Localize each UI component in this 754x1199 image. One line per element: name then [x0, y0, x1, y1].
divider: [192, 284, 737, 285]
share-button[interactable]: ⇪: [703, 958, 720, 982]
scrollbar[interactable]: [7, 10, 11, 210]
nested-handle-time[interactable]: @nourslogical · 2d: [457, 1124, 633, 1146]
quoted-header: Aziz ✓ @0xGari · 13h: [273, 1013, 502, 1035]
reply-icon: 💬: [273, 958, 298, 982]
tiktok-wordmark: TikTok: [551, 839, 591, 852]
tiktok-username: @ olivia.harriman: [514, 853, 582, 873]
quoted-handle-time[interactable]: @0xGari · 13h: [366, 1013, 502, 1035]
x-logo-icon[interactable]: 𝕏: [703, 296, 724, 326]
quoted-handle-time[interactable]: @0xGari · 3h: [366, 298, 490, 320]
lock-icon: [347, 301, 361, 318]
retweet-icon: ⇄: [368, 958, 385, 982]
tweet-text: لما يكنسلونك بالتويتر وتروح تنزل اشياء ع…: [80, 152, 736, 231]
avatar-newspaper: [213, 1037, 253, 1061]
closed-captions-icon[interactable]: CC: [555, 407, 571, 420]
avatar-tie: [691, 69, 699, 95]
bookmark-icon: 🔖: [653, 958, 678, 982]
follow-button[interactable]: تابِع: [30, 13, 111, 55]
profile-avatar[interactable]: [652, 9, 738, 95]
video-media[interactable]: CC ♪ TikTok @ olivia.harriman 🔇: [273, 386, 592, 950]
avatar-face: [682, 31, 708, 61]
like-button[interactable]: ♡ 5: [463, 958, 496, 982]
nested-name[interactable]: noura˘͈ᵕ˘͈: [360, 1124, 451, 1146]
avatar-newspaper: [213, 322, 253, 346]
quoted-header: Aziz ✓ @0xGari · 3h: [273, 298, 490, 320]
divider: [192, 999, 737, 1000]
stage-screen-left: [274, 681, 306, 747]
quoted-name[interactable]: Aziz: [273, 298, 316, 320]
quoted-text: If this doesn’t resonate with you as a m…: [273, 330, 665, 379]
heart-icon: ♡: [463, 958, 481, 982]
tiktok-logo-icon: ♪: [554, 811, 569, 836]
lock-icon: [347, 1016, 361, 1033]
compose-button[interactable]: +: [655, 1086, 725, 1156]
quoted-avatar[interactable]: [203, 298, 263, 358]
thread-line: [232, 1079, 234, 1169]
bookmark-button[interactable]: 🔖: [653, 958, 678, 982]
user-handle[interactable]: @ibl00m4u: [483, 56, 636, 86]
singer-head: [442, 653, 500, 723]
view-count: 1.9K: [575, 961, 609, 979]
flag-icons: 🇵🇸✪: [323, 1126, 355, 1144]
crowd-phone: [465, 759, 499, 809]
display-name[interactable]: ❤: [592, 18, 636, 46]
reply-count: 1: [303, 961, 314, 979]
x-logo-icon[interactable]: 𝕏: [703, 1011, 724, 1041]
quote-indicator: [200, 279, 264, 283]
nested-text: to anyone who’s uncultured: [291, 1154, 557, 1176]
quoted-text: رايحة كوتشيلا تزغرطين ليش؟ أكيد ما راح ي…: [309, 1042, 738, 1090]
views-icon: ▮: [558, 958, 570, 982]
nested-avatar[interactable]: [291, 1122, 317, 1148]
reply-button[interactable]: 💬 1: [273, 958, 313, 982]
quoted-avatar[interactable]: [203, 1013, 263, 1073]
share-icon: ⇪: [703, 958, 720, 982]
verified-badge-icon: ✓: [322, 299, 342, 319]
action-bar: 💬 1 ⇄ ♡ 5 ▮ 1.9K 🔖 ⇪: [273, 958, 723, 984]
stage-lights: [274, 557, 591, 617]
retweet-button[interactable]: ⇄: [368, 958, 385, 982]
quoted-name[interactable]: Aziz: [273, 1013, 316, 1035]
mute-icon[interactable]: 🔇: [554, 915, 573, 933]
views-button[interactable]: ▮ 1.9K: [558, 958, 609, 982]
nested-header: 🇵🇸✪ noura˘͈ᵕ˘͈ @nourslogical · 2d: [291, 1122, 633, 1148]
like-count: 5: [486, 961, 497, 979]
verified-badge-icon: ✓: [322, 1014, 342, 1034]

▸ **Exercise goal**
Update the entries above by replacing every "divider" with "separator", leaving everything else unchanged.

▸ **Result**
Localize each UI component in this 754x1199 image. One line per element: name then [x0, y0, x1, y1].
separator: [192, 284, 737, 285]
share-button[interactable]: ⇪: [703, 958, 720, 982]
scrollbar[interactable]: [7, 10, 11, 210]
nested-handle-time[interactable]: @nourslogical · 2d: [457, 1124, 633, 1146]
quoted-header: Aziz ✓ @0xGari · 13h: [273, 1013, 502, 1035]
reply-icon: 💬: [273, 958, 298, 982]
tiktok-wordmark: TikTok: [551, 839, 591, 852]
tiktok-username: @ olivia.harriman: [514, 853, 582, 873]
quoted-handle-time[interactable]: @0xGari · 13h: [366, 1013, 502, 1035]
x-logo-icon[interactable]: 𝕏: [703, 296, 724, 326]
quoted-handle-time[interactable]: @0xGari · 3h: [366, 298, 490, 320]
lock-icon: [347, 301, 361, 318]
retweet-icon: ⇄: [368, 958, 385, 982]
tweet-text: لما يكنسلونك بالتويتر وتروح تنزل اشياء ع…: [80, 152, 736, 231]
avatar-newspaper: [213, 1037, 253, 1061]
closed-captions-icon[interactable]: CC: [555, 407, 571, 420]
avatar-tie: [691, 69, 699, 95]
bookmark-icon: 🔖: [653, 958, 678, 982]
follow-button[interactable]: تابِع: [30, 13, 111, 55]
profile-avatar[interactable]: [652, 9, 738, 95]
video-media[interactable]: CC ♪ TikTok @ olivia.harriman 🔇: [273, 386, 592, 950]
avatar-face: [682, 31, 708, 61]
like-button[interactable]: ♡ 5: [463, 958, 496, 982]
nested-name[interactable]: noura˘͈ᵕ˘͈: [360, 1124, 451, 1146]
avatar-newspaper: [213, 322, 253, 346]
quoted-header: Aziz ✓ @0xGari · 3h: [273, 298, 490, 320]
separator: [192, 999, 737, 1000]
stage-screen-left: [274, 681, 306, 747]
quoted-name[interactable]: Aziz: [273, 298, 316, 320]
quoted-text: If this doesn’t resonate with you as a m…: [273, 330, 665, 379]
heart-icon: ♡: [463, 958, 481, 982]
tiktok-logo-icon: ♪: [554, 811, 569, 836]
lock-icon: [347, 1016, 361, 1033]
compose-button[interactable]: +: [655, 1086, 725, 1156]
quoted-avatar[interactable]: [203, 298, 263, 358]
thread-line: [232, 1079, 234, 1169]
bookmark-button[interactable]: 🔖: [653, 958, 678, 982]
user-handle[interactable]: @ibl00m4u: [483, 56, 636, 86]
singer-head: [442, 653, 500, 723]
view-count: 1.9K: [575, 961, 609, 979]
flag-icons: 🇵🇸✪: [323, 1126, 355, 1144]
crowd-phone: [465, 759, 499, 809]
display-name[interactable]: ❤: [592, 18, 636, 46]
reply-count: 1: [303, 961, 314, 979]
x-logo-icon[interactable]: 𝕏: [703, 1011, 724, 1041]
quote-indicator: [200, 279, 264, 283]
nested-text: to anyone who’s uncultured: [291, 1154, 557, 1176]
quoted-text: رايحة كوتشيلا تزغرطين ليش؟ أكيد ما راح ي…: [309, 1042, 738, 1090]
views-icon: ▮: [558, 958, 570, 982]
nested-avatar[interactable]: [291, 1122, 317, 1148]
reply-button[interactable]: 💬 1: [273, 958, 313, 982]
quoted-avatar[interactable]: [203, 1013, 263, 1073]
share-icon: ⇪: [703, 958, 720, 982]
verified-badge-icon: ✓: [322, 299, 342, 319]
action-bar: 💬 1 ⇄ ♡ 5 ▮ 1.9K 🔖 ⇪: [273, 958, 723, 984]
stage-lights: [274, 557, 591, 617]
retweet-button[interactable]: ⇄: [368, 958, 385, 982]
quoted-name[interactable]: Aziz: [273, 1013, 316, 1035]
mute-icon[interactable]: 🔇: [554, 915, 573, 933]
views-button[interactable]: ▮ 1.9K: [558, 958, 609, 982]
nested-header: 🇵🇸✪ noura˘͈ᵕ˘͈ @nourslogical · 2d: [291, 1122, 633, 1148]
like-count: 5: [486, 961, 497, 979]
verified-badge-icon: ✓: [322, 1014, 342, 1034]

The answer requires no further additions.